>>>

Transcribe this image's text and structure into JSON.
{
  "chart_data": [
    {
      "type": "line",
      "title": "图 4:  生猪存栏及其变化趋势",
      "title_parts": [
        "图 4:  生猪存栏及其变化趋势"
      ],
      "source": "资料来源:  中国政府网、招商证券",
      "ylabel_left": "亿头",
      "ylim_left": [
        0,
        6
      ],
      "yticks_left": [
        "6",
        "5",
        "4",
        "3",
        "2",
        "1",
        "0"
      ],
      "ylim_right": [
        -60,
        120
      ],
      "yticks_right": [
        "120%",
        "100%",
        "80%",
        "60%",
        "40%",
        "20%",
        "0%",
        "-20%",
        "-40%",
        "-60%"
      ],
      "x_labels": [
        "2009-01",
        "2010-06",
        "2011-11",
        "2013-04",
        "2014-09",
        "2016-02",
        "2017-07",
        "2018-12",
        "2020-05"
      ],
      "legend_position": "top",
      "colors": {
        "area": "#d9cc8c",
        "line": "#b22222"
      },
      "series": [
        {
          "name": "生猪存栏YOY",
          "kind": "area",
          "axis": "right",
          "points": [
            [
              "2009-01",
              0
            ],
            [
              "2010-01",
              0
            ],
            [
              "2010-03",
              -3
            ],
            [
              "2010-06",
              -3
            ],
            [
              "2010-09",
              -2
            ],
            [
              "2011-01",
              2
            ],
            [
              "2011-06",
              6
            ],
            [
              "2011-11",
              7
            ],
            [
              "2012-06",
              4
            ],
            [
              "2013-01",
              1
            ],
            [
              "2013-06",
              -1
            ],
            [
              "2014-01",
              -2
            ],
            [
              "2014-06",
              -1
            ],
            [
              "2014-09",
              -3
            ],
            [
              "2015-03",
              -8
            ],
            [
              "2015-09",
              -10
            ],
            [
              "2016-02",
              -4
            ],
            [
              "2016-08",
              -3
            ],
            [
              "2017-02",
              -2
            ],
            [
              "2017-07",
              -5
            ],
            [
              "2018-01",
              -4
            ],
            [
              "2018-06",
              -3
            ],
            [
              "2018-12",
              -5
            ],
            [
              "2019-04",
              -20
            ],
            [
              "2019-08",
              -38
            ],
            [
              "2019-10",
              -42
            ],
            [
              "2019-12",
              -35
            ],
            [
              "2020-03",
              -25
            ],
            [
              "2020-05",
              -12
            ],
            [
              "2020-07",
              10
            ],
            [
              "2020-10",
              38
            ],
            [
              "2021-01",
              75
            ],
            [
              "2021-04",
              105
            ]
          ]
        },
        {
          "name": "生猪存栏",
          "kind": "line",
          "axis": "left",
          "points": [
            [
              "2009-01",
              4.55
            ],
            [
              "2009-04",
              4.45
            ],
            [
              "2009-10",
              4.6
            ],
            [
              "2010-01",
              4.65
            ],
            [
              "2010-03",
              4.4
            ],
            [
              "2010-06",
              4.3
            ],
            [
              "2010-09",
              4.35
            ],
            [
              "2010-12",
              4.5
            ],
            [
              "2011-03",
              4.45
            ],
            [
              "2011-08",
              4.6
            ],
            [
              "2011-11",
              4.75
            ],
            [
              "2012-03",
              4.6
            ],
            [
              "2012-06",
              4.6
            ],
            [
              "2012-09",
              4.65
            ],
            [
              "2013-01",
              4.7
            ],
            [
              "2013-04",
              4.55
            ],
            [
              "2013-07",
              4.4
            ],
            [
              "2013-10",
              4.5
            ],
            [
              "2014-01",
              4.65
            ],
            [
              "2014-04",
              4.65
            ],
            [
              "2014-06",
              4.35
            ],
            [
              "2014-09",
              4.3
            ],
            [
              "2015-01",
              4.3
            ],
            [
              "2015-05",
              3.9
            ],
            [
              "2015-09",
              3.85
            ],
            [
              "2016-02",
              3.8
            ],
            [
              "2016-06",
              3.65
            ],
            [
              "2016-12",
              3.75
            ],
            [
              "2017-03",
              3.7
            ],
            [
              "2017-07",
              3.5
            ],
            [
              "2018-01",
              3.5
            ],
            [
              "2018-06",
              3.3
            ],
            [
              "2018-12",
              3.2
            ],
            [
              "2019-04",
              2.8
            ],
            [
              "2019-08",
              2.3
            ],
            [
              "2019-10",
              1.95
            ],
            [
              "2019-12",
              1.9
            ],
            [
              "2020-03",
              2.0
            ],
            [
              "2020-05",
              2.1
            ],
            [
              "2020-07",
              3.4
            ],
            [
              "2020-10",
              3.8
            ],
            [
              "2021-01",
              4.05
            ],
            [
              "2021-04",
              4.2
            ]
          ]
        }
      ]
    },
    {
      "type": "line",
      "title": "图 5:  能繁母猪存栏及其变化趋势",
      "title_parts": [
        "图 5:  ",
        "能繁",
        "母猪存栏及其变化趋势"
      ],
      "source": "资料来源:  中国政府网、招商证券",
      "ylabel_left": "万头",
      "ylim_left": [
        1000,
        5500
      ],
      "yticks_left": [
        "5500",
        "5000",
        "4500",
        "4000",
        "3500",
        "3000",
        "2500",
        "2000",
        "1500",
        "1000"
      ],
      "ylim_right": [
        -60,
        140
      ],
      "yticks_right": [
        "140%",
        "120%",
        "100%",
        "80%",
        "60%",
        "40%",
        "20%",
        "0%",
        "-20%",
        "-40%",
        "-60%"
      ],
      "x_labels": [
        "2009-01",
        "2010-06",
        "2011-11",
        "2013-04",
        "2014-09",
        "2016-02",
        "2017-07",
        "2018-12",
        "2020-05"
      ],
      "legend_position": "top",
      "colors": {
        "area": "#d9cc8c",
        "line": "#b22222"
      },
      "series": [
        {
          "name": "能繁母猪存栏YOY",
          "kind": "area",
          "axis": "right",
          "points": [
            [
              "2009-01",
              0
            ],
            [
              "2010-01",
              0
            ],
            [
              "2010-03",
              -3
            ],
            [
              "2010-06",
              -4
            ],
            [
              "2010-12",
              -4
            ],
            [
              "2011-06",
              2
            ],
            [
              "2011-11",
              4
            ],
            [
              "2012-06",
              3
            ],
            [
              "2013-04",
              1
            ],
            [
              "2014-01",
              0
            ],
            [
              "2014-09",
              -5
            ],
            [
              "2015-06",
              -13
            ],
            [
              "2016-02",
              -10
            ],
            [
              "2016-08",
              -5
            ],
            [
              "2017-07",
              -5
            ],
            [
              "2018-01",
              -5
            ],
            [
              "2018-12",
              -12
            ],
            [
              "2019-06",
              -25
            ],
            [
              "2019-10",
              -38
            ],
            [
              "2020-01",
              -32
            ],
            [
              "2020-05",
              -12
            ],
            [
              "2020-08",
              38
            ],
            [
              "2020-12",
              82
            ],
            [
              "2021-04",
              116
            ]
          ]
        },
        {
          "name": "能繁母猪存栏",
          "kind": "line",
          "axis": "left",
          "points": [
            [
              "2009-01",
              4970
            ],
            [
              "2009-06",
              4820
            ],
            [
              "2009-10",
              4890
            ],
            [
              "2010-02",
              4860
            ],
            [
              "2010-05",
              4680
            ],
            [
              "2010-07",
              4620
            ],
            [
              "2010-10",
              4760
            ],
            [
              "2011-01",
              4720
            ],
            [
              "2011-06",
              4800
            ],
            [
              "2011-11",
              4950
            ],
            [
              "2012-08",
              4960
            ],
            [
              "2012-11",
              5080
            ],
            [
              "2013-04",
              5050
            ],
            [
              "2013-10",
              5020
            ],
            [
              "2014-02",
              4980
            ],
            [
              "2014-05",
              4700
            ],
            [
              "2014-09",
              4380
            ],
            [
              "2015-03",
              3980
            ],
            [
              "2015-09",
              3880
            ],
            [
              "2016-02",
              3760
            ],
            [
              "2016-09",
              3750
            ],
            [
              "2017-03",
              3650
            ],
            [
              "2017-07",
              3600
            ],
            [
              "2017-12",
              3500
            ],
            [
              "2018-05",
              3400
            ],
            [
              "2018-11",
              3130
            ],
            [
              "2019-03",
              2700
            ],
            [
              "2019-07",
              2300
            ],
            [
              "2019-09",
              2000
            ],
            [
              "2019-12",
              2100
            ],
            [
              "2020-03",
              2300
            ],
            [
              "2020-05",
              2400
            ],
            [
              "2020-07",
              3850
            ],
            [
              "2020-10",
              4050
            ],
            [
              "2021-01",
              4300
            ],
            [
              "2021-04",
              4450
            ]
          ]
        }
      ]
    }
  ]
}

<<<

Give only the number of lines that include the word "name".

4